## Data in this exercise
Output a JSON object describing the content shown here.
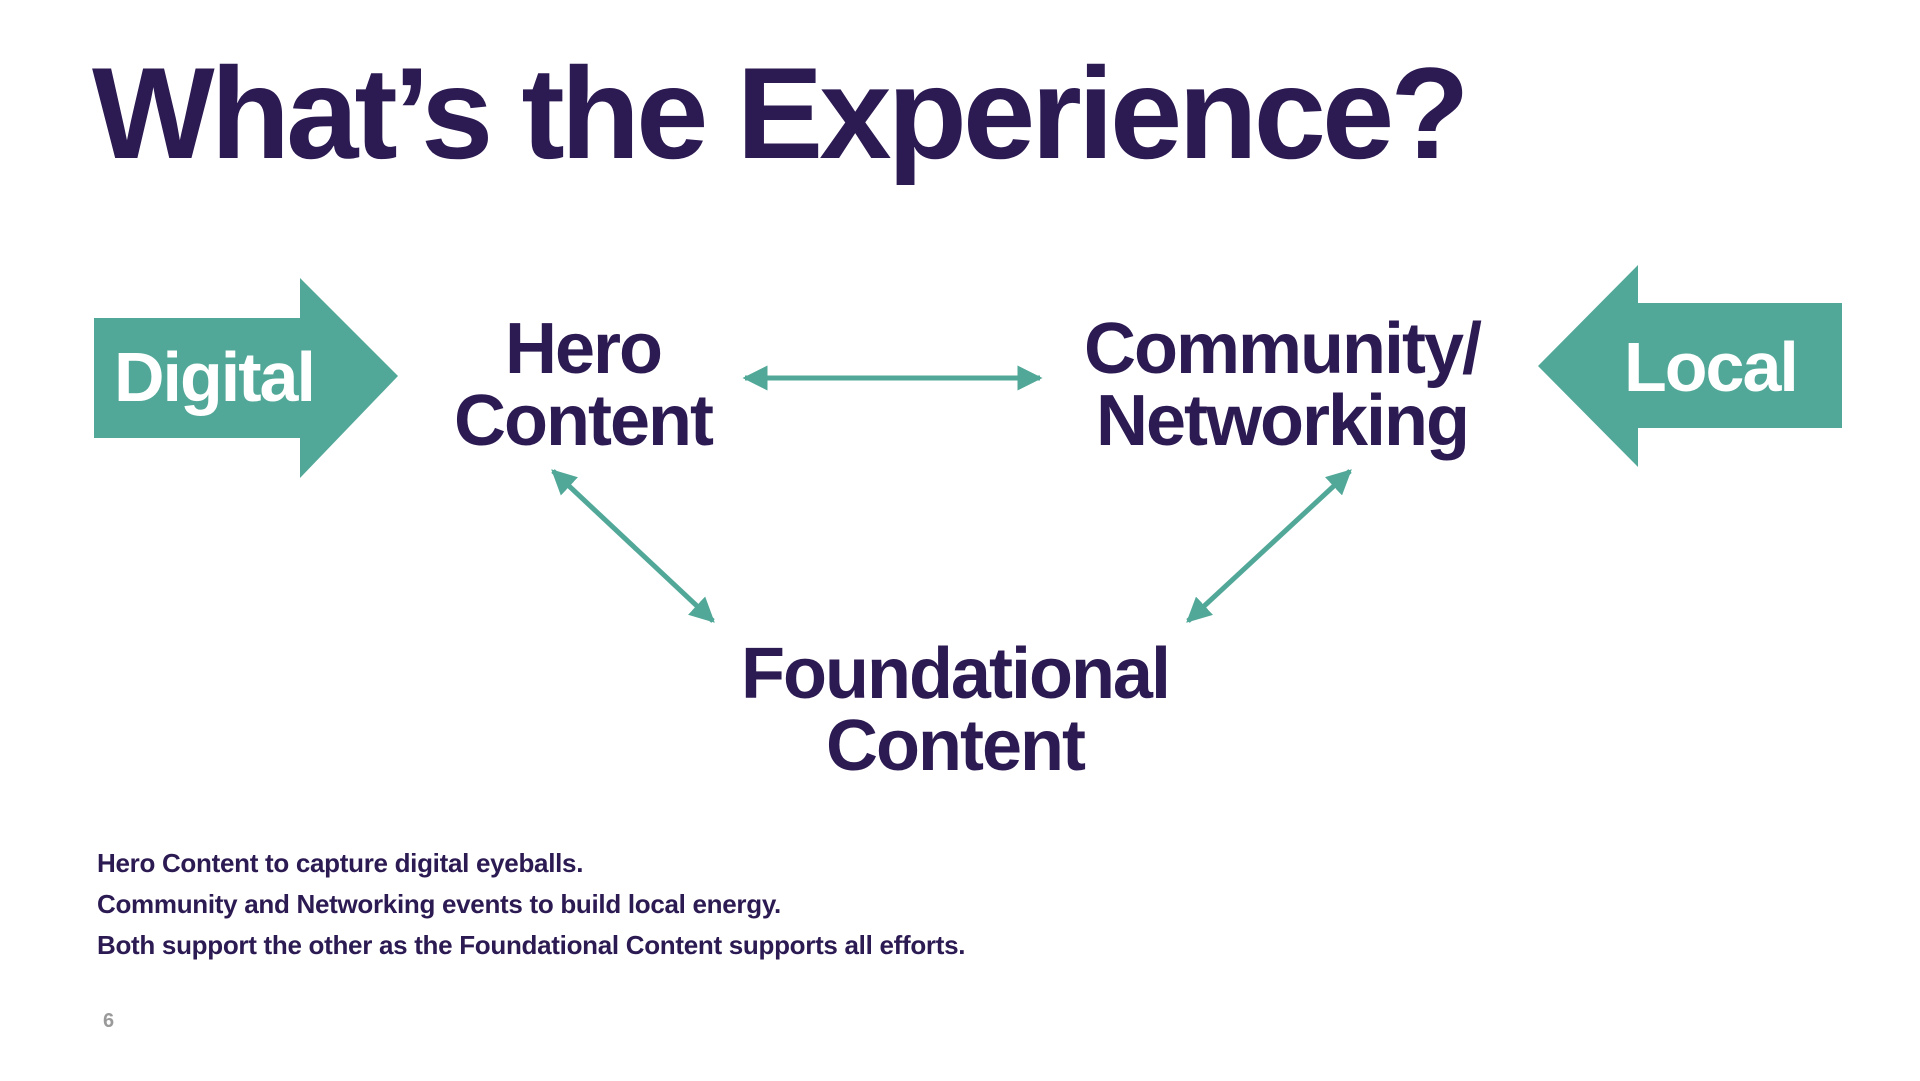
{
  "slide": {
    "title": "What’s the Experience?",
    "page_number": "6"
  },
  "colors": {
    "primary_text": "#2c1a52",
    "accent": "#52a898",
    "page_number": "#9a9a9a",
    "background": "#ffffff"
  },
  "diagram": {
    "entry_arrows": {
      "left": {
        "label": "Digital",
        "direction": "right"
      },
      "right": {
        "label": "Local",
        "direction": "left"
      }
    },
    "nodes": {
      "hero": {
        "line1": "Hero",
        "line2": "Content"
      },
      "community": {
        "line1": "Community/",
        "line2": "Networking"
      },
      "foundational": {
        "line1": "Foundational",
        "line2": "Content"
      }
    },
    "connectors": [
      {
        "from": "Hero Content",
        "to": "Community/Networking",
        "style": "double-headed"
      },
      {
        "from": "Hero Content",
        "to": "Foundational Content",
        "style": "double-headed"
      },
      {
        "from": "Community/Networking",
        "to": "Foundational Content",
        "style": "double-headed"
      }
    ]
  },
  "notes": [
    "Hero Content to capture digital eyeballs.",
    "Community and Networking events to build local energy.",
    "Both support the other as the Foundational Content supports all efforts."
  ]
}
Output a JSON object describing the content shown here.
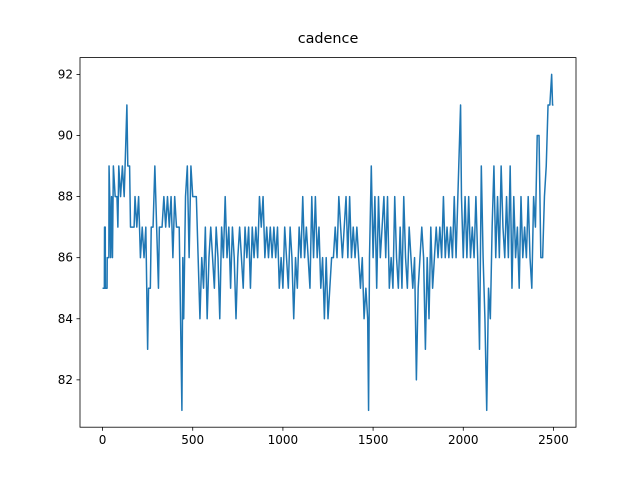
{
  "chart_data": {
    "type": "line",
    "title": "cadence",
    "x": [
      0,
      10,
      11,
      15,
      16,
      25,
      26,
      35,
      36,
      40,
      45,
      50,
      55,
      60,
      70,
      80,
      85,
      90,
      100,
      110,
      120,
      130,
      135,
      140,
      150,
      155,
      175,
      180,
      190,
      200,
      210,
      220,
      230,
      240,
      250,
      255,
      265,
      270,
      280,
      290,
      300,
      310,
      315,
      330,
      340,
      350,
      360,
      370,
      380,
      390,
      400,
      410,
      425,
      430,
      440,
      445,
      450,
      460,
      470,
      480,
      490,
      500,
      520,
      530,
      540,
      550,
      560,
      570,
      580,
      590,
      600,
      610,
      620,
      630,
      640,
      650,
      660,
      670,
      680,
      690,
      700,
      710,
      720,
      730,
      740,
      750,
      760,
      770,
      780,
      790,
      800,
      810,
      820,
      830,
      840,
      850,
      860,
      870,
      880,
      890,
      900,
      910,
      920,
      930,
      940,
      950,
      960,
      970,
      980,
      990,
      1000,
      1010,
      1020,
      1030,
      1040,
      1050,
      1060,
      1070,
      1080,
      1090,
      1100,
      1110,
      1120,
      1130,
      1140,
      1150,
      1160,
      1170,
      1180,
      1190,
      1200,
      1210,
      1220,
      1230,
      1240,
      1250,
      1260,
      1270,
      1280,
      1290,
      1300,
      1310,
      1320,
      1330,
      1340,
      1350,
      1360,
      1370,
      1380,
      1390,
      1400,
      1410,
      1420,
      1430,
      1440,
      1450,
      1460,
      1470,
      1475,
      1480,
      1490,
      1500,
      1510,
      1520,
      1530,
      1540,
      1550,
      1560,
      1570,
      1580,
      1590,
      1600,
      1610,
      1620,
      1630,
      1640,
      1650,
      1660,
      1670,
      1680,
      1690,
      1700,
      1710,
      1720,
      1730,
      1740,
      1750,
      1760,
      1770,
      1780,
      1790,
      1800,
      1810,
      1820,
      1830,
      1840,
      1850,
      1860,
      1870,
      1880,
      1890,
      1900,
      1910,
      1920,
      1930,
      1940,
      1950,
      1960,
      1970,
      1980,
      1985,
      1990,
      2000,
      2010,
      2020,
      2030,
      2040,
      2050,
      2060,
      2070,
      2080,
      2090,
      2100,
      2110,
      2120,
      2130,
      2140,
      2150,
      2160,
      2170,
      2180,
      2190,
      2200,
      2210,
      2220,
      2230,
      2240,
      2250,
      2260,
      2270,
      2280,
      2290,
      2300,
      2310,
      2320,
      2330,
      2340,
      2350,
      2360,
      2370,
      2380,
      2390,
      2400,
      2410,
      2420,
      2430,
      2440,
      2450,
      2460,
      2470,
      2480,
      2490,
      2495,
      2500
    ],
    "series": [
      {
        "color": "#1f77b4",
        "values": [
          85,
          85,
          87,
          87,
          85,
          85,
          86,
          86,
          89,
          88,
          86,
          88,
          86,
          89,
          88,
          88,
          87,
          89,
          88,
          89,
          88,
          90,
          91,
          89,
          89,
          87,
          87,
          88,
          87,
          88,
          86,
          87,
          86,
          87,
          83,
          85,
          85,
          87,
          87,
          89,
          87,
          85,
          87,
          87,
          88,
          87,
          88,
          87,
          88,
          86,
          88,
          87,
          87,
          85,
          81,
          86,
          84,
          88,
          89,
          86,
          89,
          88,
          88,
          86,
          84,
          86,
          85,
          87,
          84,
          86,
          87,
          86,
          85,
          87,
          86,
          84,
          87,
          86,
          88,
          86,
          87,
          85,
          87,
          86,
          84,
          86,
          87,
          86,
          85,
          87,
          86,
          87,
          85,
          87,
          86,
          87,
          86,
          88,
          87,
          88,
          86,
          87,
          86,
          87,
          86,
          87,
          86,
          87,
          85,
          86,
          85,
          87,
          86,
          85,
          87,
          86,
          84,
          86,
          85,
          87,
          86,
          88,
          86,
          87,
          86,
          85,
          88,
          86,
          88,
          86,
          87,
          85,
          86,
          84,
          86,
          84,
          85,
          86,
          86,
          87,
          86,
          88,
          87,
          86,
          87,
          88,
          86,
          88,
          86,
          87,
          86,
          87,
          86,
          85,
          86,
          84,
          85,
          84,
          81,
          86,
          89,
          86,
          88,
          85,
          88,
          86,
          87,
          88,
          86,
          88,
          85,
          86,
          85,
          88,
          86,
          85,
          87,
          85,
          88,
          86,
          85,
          87,
          86,
          85,
          86,
          82,
          85,
          86,
          87,
          86,
          83,
          86,
          84,
          87,
          85,
          86,
          87,
          86,
          87,
          86,
          88,
          86,
          87,
          86,
          87,
          86,
          88,
          86,
          88,
          90,
          91,
          88,
          86,
          88,
          86,
          88,
          86,
          87,
          86,
          88,
          86,
          83,
          89,
          86,
          84,
          81,
          85,
          84,
          87,
          89,
          86,
          88,
          86,
          89,
          87,
          86,
          88,
          86,
          89,
          85,
          88,
          86,
          87,
          85,
          88,
          86,
          87,
          86,
          88,
          86,
          85,
          88,
          87,
          90,
          90,
          86,
          86,
          88,
          89,
          91,
          91,
          92,
          91,
          91
        ]
      }
    ],
    "xlim": [
      -125,
      2625
    ],
    "ylim": [
      80.45,
      92.55
    ],
    "xticks": [
      0,
      500,
      1000,
      1500,
      2000,
      2500
    ],
    "yticks": [
      82,
      84,
      86,
      88,
      90,
      92
    ]
  }
}
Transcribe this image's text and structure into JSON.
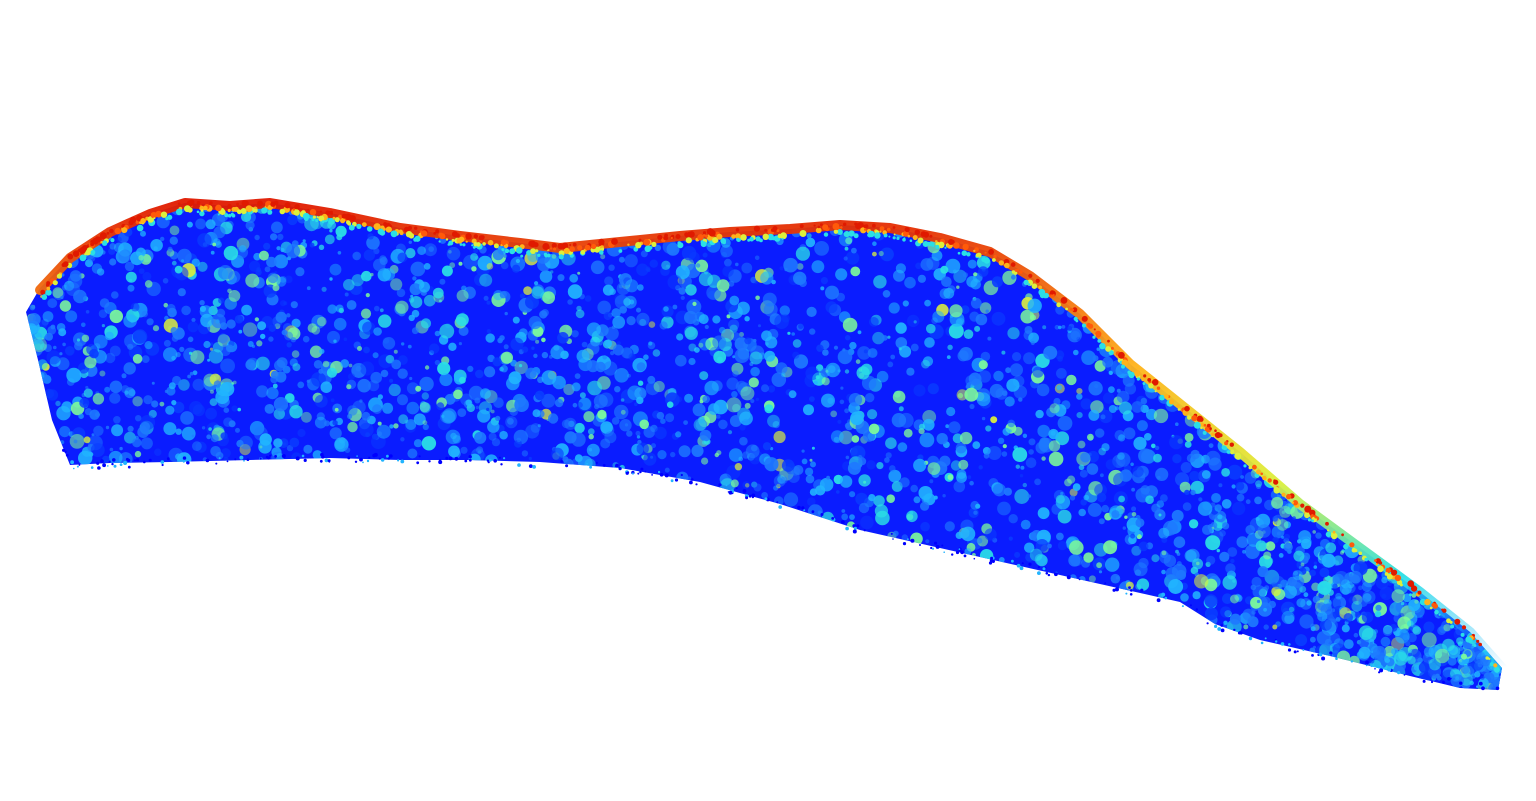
{
  "scene": {
    "kind": "lidar-point-cloud",
    "colormap": "jet",
    "background_color": "#ffffff",
    "palette": [
      "#0000ff",
      "#0a3cff",
      "#1e78ff",
      "#21b4ff",
      "#2adfe6",
      "#7dfb9a",
      "#dcf03c",
      "#ffb31a",
      "#ff5a0a",
      "#e01a00"
    ]
  }
}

## Description of the task
Every line above should be returned exactly; the pictures stay out.

## Output below
Output a JSON object describing the content shown here.
{
  "slide": {
    "title": "What’s the Experience?",
    "page_number": "6"
  },
  "colors": {
    "primary_text": "#2c1a52",
    "accent": "#52a898",
    "page_number": "#9a9a9a",
    "background": "#ffffff"
  },
  "diagram": {
    "entry_arrows": {
      "left": {
        "label": "Digital",
        "direction": "right"
      },
      "right": {
        "label": "Local",
        "direction": "left"
      }
    },
    "nodes": {
      "hero": {
        "line1": "Hero",
        "line2": "Content"
      },
      "community": {
        "line1": "Community/",
        "line2": "Networking"
      },
      "foundational": {
        "line1": "Foundational",
        "line2": "Content"
      }
    },
    "connectors": [
      {
        "from": "Hero Content",
        "to": "Community/Networking",
        "style": "double-headed"
      },
      {
        "from": "Hero Content",
        "to": "Foundational Content",
        "style": "double-headed"
      },
      {
        "from": "Community/Networking",
        "to": "Foundational Content",
        "style": "double-headed"
      }
    ]
  },
  "notes": [
    "Hero Content to capture digital eyeballs.",
    "Community and Networking events to build local energy.",
    "Both support the other as the Foundational Content supports all efforts."
  ]
}
Output a JSON object describing the content shown here.
{
  "chart_data": {
    "type": "line",
    "title": "cadence",
    "x": [
      0,
      10,
      11,
      15,
      16,
      25,
      26,
      35,
      36,
      40,
      45,
      50,
      55,
      60,
      70,
      80,
      85,
      90,
      100,
      110,
      120,
      130,
      135,
      140,
      150,
      155,
      175,
      180,
      190,
      200,
      210,
      220,
      230,
      240,
      250,
      255,
      265,
      270,
      280,
      290,
      300,
      310,
      315,
      330,
      340,
      350,
      360,
      370,
      380,
      390,
      400,
      410,
      425,
      430,
      440,
      445,
      450,
      460,
      470,
      480,
      490,
      500,
      520,
      530,
      540,
      550,
      560,
      570,
      580,
      590,
      600,
      610,
      620,
      630,
      640,
      650,
      660,
      670,
      680,
      690,
      700,
      710,
      720,
      730,
      740,
      750,
      760,
      770,
      780,
      790,
      800,
      810,
      820,
      830,
      840,
      850,
      860,
      870,
      880,
      890,
      900,
      910,
      920,
      930,
      940,
      950,
      960,
      970,
      980,
      990,
      1000,
      1010,
      1020,
      1030,
      1040,
      1050,
      1060,
      1070,
      1080,
      1090,
      1100,
      1110,
      1120,
      1130,
      1140,
      1150,
      1160,
      1170,
      1180,
      1190,
      1200,
      1210,
      1220,
      1230,
      1240,
      1250,
      1260,
      1270,
      1280,
      1290,
      1300,
      1310,
      1320,
      1330,
      1340,
      1350,
      1360,
      1370,
      1380,
      1390,
      1400,
      1410,
      1420,
      1430,
      1440,
      1450,
      1460,
      1470,
      1475,
      1480,
      1490,
      1500,
      1510,
      1520,
      1530,
      1540,
      1550,
      1560,
      1570,
      1580,
      1590,
      1600,
      1610,
      1620,
      1630,
      1640,
      1650,
      1660,
      1670,
      1680,
      1690,
      1700,
      1710,
      1720,
      1730,
      1740,
      1750,
      1760,
      1770,
      1780,
      1790,
      1800,
      1810,
      1820,
      1830,
      1840,
      1850,
      1860,
      1870,
      1880,
      1890,
      1900,
      1910,
      1920,
      1930,
      1940,
      1950,
      1960,
      1970,
      1980,
      1985,
      1990,
      2000,
      2010,
      2020,
      2030,
      2040,
      2050,
      2060,
      2070,
      2080,
      2090,
      2100,
      2110,
      2120,
      2130,
      2140,
      2150,
      2160,
      2170,
      2180,
      2190,
      2200,
      2210,
      2220,
      2230,
      2240,
      2250,
      2260,
      2270,
      2280,
      2290,
      2300,
      2310,
      2320,
      2330,
      2340,
      2350,
      2360,
      2370,
      2380,
      2390,
      2400,
      2410,
      2420,
      2430,
      2440,
      2450,
      2460,
      2470,
      2480,
      2490,
      2495,
      2500
    ],
    "series": [
      {
        "color": "#1f77b4",
        "values": [
          85,
          85,
          87,
          87,
          85,
          85,
          86,
          86,
          89,
          88,
          86,
          88,
          86,
          89,
          88,
          88,
          87,
          89,
          88,
          89,
          88,
          90,
          91,
          89,
          89,
          87,
          87,
          88,
          87,
          88,
          86,
          87,
          86,
          87,
          83,
          85,
          85,
          87,
          87,
          89,
          87,
          85,
          87,
          87,
          88,
          87,
          88,
          87,
          88,
          86,
          88,
          87,
          87,
          85,
          81,
          86,
          84,
          88,
          89,
          86,
          89,
          88,
          88,
          86,
          84,
          86,
          85,
          87,
          84,
          86,
          87,
          86,
          85,
          87,
          86,
          84,
          87,
          86,
          88,
          86,
          87,
          85,
          87,
          86,
          84,
          86,
          87,
          86,
          85,
          87,
          86,
          87,
          85,
          87,
          86,
          87,
          86,
          88,
          87,
          88,
          86,
          87,
          86,
          87,
          86,
          87,
          86,
          87,
          85,
          86,
          85,
          87,
          86,
          85,
          87,
          86,
          84,
          86,
          85,
          87,
          86,
          88,
          86,
          87,
          86,
          85,
          88,
          86,
          88,
          86,
          87,
          85,
          86,
          84,
          86,
          84,
          85,
          86,
          86,
          87,
          86,
          88,
          87,
          86,
          87,
          88,
          86,
          88,
          86,
          87,
          86,
          87,
          86,
          85,
          86,
          84,
          85,
          84,
          81,
          86,
          89,
          86,
          88,
          85,
          88,
          86,
          87,
          88,
          86,
          88,
          85,
          86,
          85,
          88,
          86,
          85,
          87,
          85,
          88,
          86,
          85,
          87,
          86,
          85,
          86,
          82,
          85,
          86,
          87,
          86,
          83,
          86,
          84,
          87,
          85,
          86,
          87,
          86,
          87,
          86,
          88,
          86,
          87,
          86,
          87,
          86,
          88,
          86,
          88,
          90,
          91,
          88,
          86,
          88,
          86,
          88,
          86,
          87,
          86,
          88,
          86,
          83,
          89,
          86,
          84,
          81,
          85,
          84,
          87,
          89,
          86,
          88,
          86,
          89,
          87,
          86,
          88,
          86,
          89,
          85,
          88,
          86,
          87,
          85,
          88,
          86,
          87,
          86,
          88,
          86,
          85,
          88,
          87,
          90,
          90,
          86,
          86,
          88,
          89,
          91,
          91,
          92,
          91,
          91
        ]
      }
    ],
    "xlim": [
      -125,
      2625
    ],
    "ylim": [
      80.45,
      92.55
    ],
    "xticks": [
      0,
      500,
      1000,
      1500,
      2000,
      2500
    ],
    "yticks": [
      82,
      84,
      86,
      88,
      90,
      92
    ]
  }
}
Transcribe this image's text and structure into JSON.
{
  "scene": {
    "kind": "lidar-point-cloud",
    "colormap": "jet",
    "background_color": "#ffffff",
    "palette": [
      "#0000ff",
      "#0a3cff",
      "#1e78ff",
      "#21b4ff",
      "#2adfe6",
      "#7dfb9a",
      "#dcf03c",
      "#ffb31a",
      "#ff5a0a",
      "#e01a00"
    ]
  }
}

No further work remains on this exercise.